▸ **PAGE TEXT**:
▼▼▼
Saturday, April 30, 2005

I have a tiny winny brain...

AHhhhhhhhhhhhhhh....2/3 of the papers are completed...None of which i am satisfied with...HOW COME ALL THE PAPERS I CANNOT FINISH???Issit me? My brain? Or the lecturer? Arhghhhhhhhhhhhhhhhhhhhhhhhhhhhhhhh!!! 'Siansation'! (Bang the wall)

Yup, have emailed the lecturer about the second concern i have, but it is hard to be convinced...cuz i still believe my tutor is too nice a person...The intricacies of life...can they ever be ironed out? hm.........

Anyway, these few days is oso v v hot! Today i almost fell prey to it! Almost fell sick lor! (poor me...) So everyone must take care ok...Drink lotsa water...and eat lotsa fruits!!!

Oh ya..to NIAO FANG: YES! Must definitely go out (though in the end i know you both will 'niao' me....when did i ever become so crude???)

Wednesday, April 27, 2005

I am so...cazy...(lazy + crazy)

Today, at least i feel more on form. I told myself to let go of things which i can't really do anything about. No point feeling so sad over it...(not as thou they will hang me up on the lamp post if i do terribly 'well', or that i can hang pig's head at their door step...so it is lose-lose to feel sad...)

Blogging is becoming more of a habit...i blog cuz i feel like...

Anyway, somethings to share: Today, or rather, yesterday (since is is past 12), i emailed my lecturer if it was possible to have 2 answer to an mcq question). That was his reply:

'What can I say? You are correct. (You are in fact the second student to catch this flaw, although you provided the more exhaustive proof.) The passage is ambiguous, hence the question is. I will now have to decide whether it is fairer to eliminate the question entirely from the count or to accept both C & D. The latter, I think, is the less unsatisfactory option. ' in less than half an hour! Efficient sia...
▲▲▲
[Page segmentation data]
▼▼▼
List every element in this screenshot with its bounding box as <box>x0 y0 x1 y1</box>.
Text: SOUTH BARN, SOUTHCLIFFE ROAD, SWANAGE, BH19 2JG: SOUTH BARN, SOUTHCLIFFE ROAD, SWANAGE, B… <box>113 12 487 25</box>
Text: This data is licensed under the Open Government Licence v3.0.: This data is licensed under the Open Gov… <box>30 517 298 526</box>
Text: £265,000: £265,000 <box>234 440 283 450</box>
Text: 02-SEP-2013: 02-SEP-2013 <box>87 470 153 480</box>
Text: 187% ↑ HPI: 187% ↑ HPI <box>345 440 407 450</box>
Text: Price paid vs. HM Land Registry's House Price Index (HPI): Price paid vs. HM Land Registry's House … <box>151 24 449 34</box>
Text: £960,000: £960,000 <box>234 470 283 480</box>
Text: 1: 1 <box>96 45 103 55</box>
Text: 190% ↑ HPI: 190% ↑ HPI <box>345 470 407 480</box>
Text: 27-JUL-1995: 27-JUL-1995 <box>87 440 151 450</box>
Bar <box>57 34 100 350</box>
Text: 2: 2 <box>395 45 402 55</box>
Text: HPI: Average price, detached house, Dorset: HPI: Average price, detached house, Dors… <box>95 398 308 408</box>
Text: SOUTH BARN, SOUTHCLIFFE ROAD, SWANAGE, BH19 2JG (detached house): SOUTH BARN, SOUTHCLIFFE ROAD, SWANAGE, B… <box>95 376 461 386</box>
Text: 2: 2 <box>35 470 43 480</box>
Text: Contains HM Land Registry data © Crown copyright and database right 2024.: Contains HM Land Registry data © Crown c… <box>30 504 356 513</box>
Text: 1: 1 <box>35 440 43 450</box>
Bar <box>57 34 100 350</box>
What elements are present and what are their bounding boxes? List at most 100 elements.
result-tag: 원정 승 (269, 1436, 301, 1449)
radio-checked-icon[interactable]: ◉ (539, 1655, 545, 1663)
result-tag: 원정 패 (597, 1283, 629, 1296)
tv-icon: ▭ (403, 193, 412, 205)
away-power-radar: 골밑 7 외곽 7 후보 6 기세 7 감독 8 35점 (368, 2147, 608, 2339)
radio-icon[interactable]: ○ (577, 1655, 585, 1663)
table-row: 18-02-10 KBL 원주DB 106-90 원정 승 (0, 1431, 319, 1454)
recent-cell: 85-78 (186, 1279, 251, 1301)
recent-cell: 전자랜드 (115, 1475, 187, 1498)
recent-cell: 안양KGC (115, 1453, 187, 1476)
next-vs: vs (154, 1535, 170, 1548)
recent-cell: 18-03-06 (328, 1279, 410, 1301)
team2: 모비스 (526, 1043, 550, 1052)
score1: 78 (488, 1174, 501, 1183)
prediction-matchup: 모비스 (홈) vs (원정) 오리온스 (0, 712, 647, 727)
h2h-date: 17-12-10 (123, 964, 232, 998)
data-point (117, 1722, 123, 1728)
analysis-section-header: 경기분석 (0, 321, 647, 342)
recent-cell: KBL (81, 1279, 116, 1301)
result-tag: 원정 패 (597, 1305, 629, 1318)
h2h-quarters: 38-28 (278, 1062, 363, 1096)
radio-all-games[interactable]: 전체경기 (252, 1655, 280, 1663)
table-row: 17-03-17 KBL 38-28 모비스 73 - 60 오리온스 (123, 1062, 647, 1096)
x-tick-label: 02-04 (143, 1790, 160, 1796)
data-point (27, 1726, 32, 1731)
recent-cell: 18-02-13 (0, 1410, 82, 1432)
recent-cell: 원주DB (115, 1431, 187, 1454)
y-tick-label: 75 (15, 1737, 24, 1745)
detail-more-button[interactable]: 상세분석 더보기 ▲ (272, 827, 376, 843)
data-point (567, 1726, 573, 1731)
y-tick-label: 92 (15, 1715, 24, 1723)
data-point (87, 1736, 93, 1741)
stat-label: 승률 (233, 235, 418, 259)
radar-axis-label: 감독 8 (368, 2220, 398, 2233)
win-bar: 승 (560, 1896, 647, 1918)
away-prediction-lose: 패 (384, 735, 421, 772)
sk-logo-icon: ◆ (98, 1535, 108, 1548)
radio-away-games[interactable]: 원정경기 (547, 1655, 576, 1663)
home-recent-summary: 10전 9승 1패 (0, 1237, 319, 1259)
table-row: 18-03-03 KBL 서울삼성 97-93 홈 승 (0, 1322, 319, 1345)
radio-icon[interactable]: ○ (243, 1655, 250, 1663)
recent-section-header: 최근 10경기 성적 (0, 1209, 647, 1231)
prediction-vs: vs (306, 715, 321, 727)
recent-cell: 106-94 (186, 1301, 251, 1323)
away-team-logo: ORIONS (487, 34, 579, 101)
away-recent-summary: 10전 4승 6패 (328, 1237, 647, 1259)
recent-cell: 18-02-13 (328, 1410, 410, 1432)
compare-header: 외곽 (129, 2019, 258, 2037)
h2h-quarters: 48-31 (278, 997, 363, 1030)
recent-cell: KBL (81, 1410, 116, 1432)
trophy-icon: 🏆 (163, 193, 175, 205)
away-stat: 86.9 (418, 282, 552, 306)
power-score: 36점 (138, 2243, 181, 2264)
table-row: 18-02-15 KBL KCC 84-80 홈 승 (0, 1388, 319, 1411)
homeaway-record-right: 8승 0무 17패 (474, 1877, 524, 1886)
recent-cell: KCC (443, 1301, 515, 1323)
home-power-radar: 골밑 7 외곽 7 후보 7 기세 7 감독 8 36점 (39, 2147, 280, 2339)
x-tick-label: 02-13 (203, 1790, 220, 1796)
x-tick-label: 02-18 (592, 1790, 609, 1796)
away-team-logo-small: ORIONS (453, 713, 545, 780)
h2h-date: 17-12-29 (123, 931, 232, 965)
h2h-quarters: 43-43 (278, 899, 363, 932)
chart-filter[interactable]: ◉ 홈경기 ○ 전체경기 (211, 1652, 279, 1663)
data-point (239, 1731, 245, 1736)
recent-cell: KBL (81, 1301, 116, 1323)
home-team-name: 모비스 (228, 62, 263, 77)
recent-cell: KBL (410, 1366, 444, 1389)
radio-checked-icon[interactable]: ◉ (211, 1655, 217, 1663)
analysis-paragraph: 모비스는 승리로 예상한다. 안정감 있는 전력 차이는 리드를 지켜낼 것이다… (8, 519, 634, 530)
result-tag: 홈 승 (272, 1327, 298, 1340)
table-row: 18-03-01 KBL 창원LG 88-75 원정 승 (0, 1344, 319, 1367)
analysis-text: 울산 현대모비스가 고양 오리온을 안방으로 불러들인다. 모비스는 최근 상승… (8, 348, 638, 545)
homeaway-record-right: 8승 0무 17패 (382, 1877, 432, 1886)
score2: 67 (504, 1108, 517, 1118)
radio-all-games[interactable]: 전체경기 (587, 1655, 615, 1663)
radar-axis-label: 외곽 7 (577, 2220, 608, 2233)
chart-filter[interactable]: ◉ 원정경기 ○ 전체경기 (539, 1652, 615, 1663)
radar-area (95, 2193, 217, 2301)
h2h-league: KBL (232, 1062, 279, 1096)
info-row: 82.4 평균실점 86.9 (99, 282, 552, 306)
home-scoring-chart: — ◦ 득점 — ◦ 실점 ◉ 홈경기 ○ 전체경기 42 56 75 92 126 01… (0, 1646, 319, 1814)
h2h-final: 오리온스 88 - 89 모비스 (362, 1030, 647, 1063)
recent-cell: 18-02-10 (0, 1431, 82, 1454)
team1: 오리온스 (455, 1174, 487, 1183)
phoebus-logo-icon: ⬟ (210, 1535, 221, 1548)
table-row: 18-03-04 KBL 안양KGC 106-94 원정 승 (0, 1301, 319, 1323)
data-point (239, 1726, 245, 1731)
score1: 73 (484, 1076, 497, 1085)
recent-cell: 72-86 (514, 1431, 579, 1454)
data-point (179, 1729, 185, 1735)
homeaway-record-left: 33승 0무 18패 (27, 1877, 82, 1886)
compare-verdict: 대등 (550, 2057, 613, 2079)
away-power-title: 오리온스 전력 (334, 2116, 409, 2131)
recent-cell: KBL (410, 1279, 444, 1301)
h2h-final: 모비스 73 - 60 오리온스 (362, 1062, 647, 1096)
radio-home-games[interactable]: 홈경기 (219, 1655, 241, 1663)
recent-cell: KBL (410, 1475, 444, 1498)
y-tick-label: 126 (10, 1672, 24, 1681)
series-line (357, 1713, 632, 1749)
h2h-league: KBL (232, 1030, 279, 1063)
▲▲▲
▸ **EXERCISES**:
1. Answer these about the blog text:
(a) According to the April 30 entry, what did the writer almost fall prey to that day?
(b) What made-up word does the writer use in the April 27 title, and which two words does it combine?
(c) Which two answer choices does the lecturer say he leans toward accepting?
2. Pick up the blog text right after its last sentence and carry on writing it.
The records have nothing to do with this.

▸ **LIST OF ANSWERS**:
1.
(a) The hot weather of those few days; the writer almost fell sick.
(b) "Cazy," from "lazy" and "crazy."
(c) C and D.

2.
But... later he added

'I have reconsidered and am actually inclined to say that only one answer is technically defensible. But the difficulty of the question is such that I feel I have to accept two answers now. Please feel free to consult me after the exam period, if you are curious to pursue the point. '

Er..consult him? Maybe i would, maybe i wouldn't...It all depends...Maybe if i happen to meet him and his family when i go out, i will ask him questions, and he will retaliate less! Ahahahahaha...(oops...i didn't say anything..whatever happened? Must be the evil genie at work!)

This is the first time i hear that answers are disputable in an exam..actually i still have another concern, but i guess, that will be for tom! cya!

Tuesday, April 26, 2005

A step at a time...

I have discovered that writing is my form of escapism towards the stress which i face. It helps to release the tension between my heart and brain...My heart tells me to 'bo chap' the text...The brain says..NO!! Cannot...if like that..'sure die sure die!!'

I have discovered that my previous blog post generated some concern over my state of well being...I would like to assure all my friends out there that i am OK!! Well alive and kicking! (i learn kickboxing ok...and slipped half the lessons..oops =p)

Today, i also realised something...That i cannot control and restrain...when it comes to handling my emotions...i conveniently rained words onto the dear...who was soaked to the skin and left wondering what happened afterall....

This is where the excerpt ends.